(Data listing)
★ ★ ★ ★ ★ ★ ★
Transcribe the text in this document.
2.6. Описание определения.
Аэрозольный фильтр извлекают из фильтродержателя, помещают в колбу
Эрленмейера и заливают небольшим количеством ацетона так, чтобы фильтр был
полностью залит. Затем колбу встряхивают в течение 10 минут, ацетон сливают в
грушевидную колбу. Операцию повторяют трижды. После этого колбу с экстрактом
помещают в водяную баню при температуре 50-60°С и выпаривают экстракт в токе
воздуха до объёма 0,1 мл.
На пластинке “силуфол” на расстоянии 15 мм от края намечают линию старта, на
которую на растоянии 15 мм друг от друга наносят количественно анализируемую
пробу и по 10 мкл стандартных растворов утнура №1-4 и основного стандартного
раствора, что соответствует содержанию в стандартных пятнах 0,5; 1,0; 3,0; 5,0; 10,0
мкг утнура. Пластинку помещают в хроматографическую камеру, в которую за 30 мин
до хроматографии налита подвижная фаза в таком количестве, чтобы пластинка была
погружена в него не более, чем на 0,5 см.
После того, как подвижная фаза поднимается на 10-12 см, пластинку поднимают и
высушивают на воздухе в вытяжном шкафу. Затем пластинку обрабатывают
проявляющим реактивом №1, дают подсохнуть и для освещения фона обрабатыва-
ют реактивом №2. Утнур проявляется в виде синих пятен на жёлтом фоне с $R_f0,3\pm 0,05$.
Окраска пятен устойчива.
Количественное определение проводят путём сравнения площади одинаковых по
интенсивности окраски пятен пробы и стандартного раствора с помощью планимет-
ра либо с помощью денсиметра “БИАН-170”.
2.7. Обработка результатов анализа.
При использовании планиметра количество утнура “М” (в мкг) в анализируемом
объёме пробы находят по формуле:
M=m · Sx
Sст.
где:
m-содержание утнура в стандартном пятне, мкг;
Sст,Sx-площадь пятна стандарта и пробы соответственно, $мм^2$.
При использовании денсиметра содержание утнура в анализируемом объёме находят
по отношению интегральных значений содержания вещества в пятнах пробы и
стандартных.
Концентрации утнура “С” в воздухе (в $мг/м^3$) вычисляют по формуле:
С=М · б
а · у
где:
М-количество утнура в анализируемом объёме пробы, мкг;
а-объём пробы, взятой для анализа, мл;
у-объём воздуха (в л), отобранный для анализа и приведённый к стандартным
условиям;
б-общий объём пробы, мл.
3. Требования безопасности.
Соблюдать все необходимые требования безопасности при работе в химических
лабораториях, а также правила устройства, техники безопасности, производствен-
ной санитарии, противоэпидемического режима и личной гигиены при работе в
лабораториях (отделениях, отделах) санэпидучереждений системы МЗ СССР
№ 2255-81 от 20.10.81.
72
★ ★ ★ ★ ★ ★ ★
Among these entries, how many lines include the string "После"? Reply with the number by itself.

2